◆ AIM OF THE EXERCISE
Transcribe each record exactly. Include every one.

◆ DATASET EXTRACT
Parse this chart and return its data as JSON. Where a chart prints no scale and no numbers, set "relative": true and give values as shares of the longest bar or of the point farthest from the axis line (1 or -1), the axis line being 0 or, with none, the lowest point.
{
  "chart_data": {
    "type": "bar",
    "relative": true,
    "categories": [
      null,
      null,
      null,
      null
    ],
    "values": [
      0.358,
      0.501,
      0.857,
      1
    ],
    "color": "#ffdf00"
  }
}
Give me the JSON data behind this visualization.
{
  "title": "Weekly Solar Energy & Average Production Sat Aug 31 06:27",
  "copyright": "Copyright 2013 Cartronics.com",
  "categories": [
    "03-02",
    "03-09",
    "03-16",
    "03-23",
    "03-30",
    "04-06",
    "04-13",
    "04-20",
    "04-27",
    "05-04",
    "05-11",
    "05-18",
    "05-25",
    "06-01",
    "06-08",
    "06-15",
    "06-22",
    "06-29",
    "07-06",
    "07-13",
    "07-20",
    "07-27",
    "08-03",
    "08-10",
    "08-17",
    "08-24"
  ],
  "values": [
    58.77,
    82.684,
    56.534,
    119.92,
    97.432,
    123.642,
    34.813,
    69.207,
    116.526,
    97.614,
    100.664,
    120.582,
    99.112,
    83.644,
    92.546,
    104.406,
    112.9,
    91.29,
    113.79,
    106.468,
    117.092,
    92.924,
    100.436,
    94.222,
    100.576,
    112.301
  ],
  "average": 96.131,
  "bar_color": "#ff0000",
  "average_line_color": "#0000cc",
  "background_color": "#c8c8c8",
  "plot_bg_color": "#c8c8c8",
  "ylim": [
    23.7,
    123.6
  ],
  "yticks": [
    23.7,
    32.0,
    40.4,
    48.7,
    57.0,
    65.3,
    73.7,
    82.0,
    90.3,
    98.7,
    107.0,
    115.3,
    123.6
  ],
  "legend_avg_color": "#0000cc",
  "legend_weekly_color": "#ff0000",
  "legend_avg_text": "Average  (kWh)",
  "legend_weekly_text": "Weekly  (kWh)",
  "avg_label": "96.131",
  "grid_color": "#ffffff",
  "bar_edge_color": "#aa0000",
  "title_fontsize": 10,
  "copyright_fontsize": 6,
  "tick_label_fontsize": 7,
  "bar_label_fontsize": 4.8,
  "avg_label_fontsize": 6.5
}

◆ TASK ANSWER
Parse this chart and return its data as JSON. Where a chart prints no scale and no numbers, set "relative": true and give values as shares of the longest bar or of the point farthest from the axis line (1 or -1), the axis line being 0 or, with none, the lowest point.
{
  "chart_data": {
    "type": "bar",
    "relative": true,
    "categories": [
      null,
      null,
      null,
      null
    ],
    "values": [
      0.358,
      0.501,
      0.857,
      1
    ],
    "color": "#ffdf00"
  }
}
Give me the JSON data behind this visualization.
{
  "title": "Weekly Solar Energy & Average Production Sat Aug 31 06:27",
  "copyright": "Copyright 2013 Cartronics.com",
  "categories": [
    "03-02",
    "03-09",
    "03-16",
    "03-23",
    "03-30",
    "04-06",
    "04-13",
    "04-20",
    "04-27",
    "05-04",
    "05-11",
    "05-18",
    "05-25",
    "06-01",
    "06-08",
    "06-15",
    "06-22",
    "06-29",
    "07-06",
    "07-13",
    "07-20",
    "07-27",
    "08-03",
    "08-10",
    "08-17",
    "08-24"
  ],
  "values": [
    58.77,
    82.684,
    56.534,
    119.92,
    97.432,
    123.642,
    34.813,
    69.207,
    116.526,
    97.614,
    100.664,
    120.582,
    99.112,
    83.644,
    92.546,
    104.406,
    112.9,
    91.29,
    113.79,
    106.468,
    117.092,
    92.924,
    100.436,
    94.222,
    100.576,
    112.301
  ],
  "average": 96.131,
  "bar_color": "#ff0000",
  "average_line_color": "#0000cc",
  "background_color": "#c8c8c8",
  "plot_bg_color": "#c8c8c8",
  "ylim": [
    23.7,
    123.6
  ],
  "yticks": [
    23.7,
    32.0,
    40.4,
    48.7,
    57.0,
    65.3,
    73.7,
    82.0,
    90.3,
    98.7,
    107.0,
    115.3,
    123.6
  ],
  "legend_avg_color": "#0000cc",
  "legend_weekly_color": "#ff0000",
  "legend_avg_text": "Average  (kWh)",
  "legend_weekly_text": "Weekly  (kWh)",
  "avg_label": "96.131",
  "grid_color": "#ffffff",
  "bar_edge_color": "#aa0000",
  "title_fontsize": 10,
  "copyright_fontsize": 6,
  "tick_label_fontsize": 7,
  "bar_label_fontsize": 4.8,
  "avg_label_fontsize": 6.5
}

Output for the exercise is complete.